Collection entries
▬▬▬▬▬▬

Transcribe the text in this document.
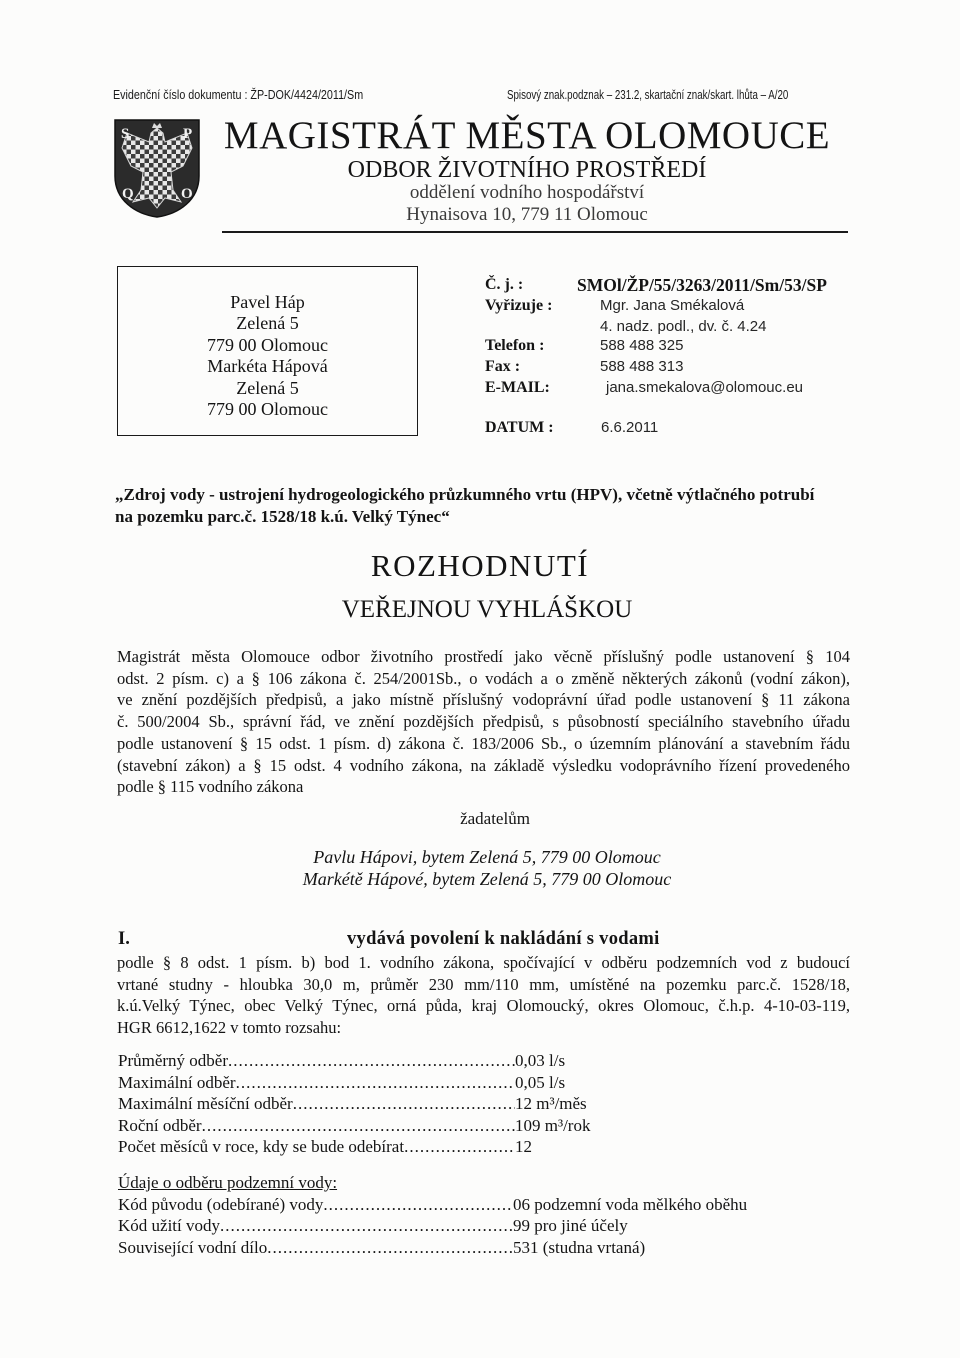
Evidenční číslo dokumentu : ŽP-DOK/4424/2011/Sm	Spisový znak.podznak – 231.2, skartační znak/skart. lhůta – A/20
S	P
Q	O
MAGISTRÁT MĚSTA OLOMOUCE
ODBOR ŽIVOTNÍHO PROSTŘEDÍ
oddělení vodního hospodářství
Hynaisova 10, 779 11 Olomouc
Pavel Háp
Zelená 5
779 00 Olomouc
Markéta Hápová
Zelená 5
779 00 Olomouc
Č. j. :	SMOl/ŽP/55/3263/2011/Sm/53/SP
Vyřizuje :	Mgr. Jana Smékalová
4. nadz. podl., dv. č. 4.24
Telefon :	588 488 325
Fax :	588 488 313
E-MAIL:	jana.smekalova@olomouc.eu
DATUM :	6.6.2011
„Zdroj vody - ustrojení hydrogeologického průzkumného vrtu (HPV), včetně výtlačného potrubí
na pozemku parc.č. 1528/18 k.ú. Velký Týnec“
ROZHODNUTÍ
VEŘEJNOU VYHLÁŠKOU
Magistrát města Olomouce odbor životního prostředí jako věcně příslušný podle ustanovení § 104
odst. 2 písm. c) a § 106 zákona č. 254/2001Sb., o vodách a o změně některých zákonů (vodní zákon),
ve znění pozdějších předpisů, a jako místně příslušný vodoprávní úřad podle ustanovení § 11 zákona
č. 500/2004 Sb., správní řád, ve znění pozdějších předpisů, s působností speciálního stavebního úřadu
podle ustanovení § 15 odst. 1 písm. d) zákona č. 183/2006 Sb., o územním plánování a stavebním řádu
(stavební zákon) a § 15 odst. 4 vodního zákona, na základě výsledku vodoprávního řízení provedeného
podle § 115 vodního zákona
žadatelům
Pavlu Hápovi, bytem Zelená 5, 779 00 Olomouc
Markétě Hápové, bytem Zelená 5, 779 00 Olomouc
I.	vydává povolení k nakládání s vodami
podle § 8 odst. 1 písm. b) bod 1. vodního zákona, spočívající v odběru podzemních vod z budoucí
vrtané studny - hloubka 30,0 m, průměr 230 mm/110 mm, umístěné na pozemku parc.č. 1528/18,
k.ú.Velký Týnec, obec Velký Týnec, orná půda, kraj Olomoucký, okres Olomouc, č.h.p. 4-10-03-119,
HGR 6612,1622 v tomto rozsahu:
Průměrný odběr .....	0,03 l/s
Maximální odběr .....	0,05 l/s
Maximální měsíční odběr .....	12 m³/měs
Roční odběr .....	109 m³/rok
Počet měsíců v roce, kdy se bude odebírat .....	12
Údaje o odběru podzemní vody:
Kód původu (odebírané) vody .....	06 podzemní voda mělkého oběhu
Kód užití vody .....	99 pro jiné účely
Související vodní dílo .....	531 (studna vrtaná)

▬▬▬▬▬▬

EXERCISE: Select, from the listing, all lines that include the word "Velký".

COMPLETE RESPONSE:
na pozemku parc.č. 1528/18 k.ú. Velký Týnec“
k.ú.Velký Týnec, obec Velký Týnec, orná půda, kraj Olomoucký, okres Olomouc, č.h.p. 4-10-03-119,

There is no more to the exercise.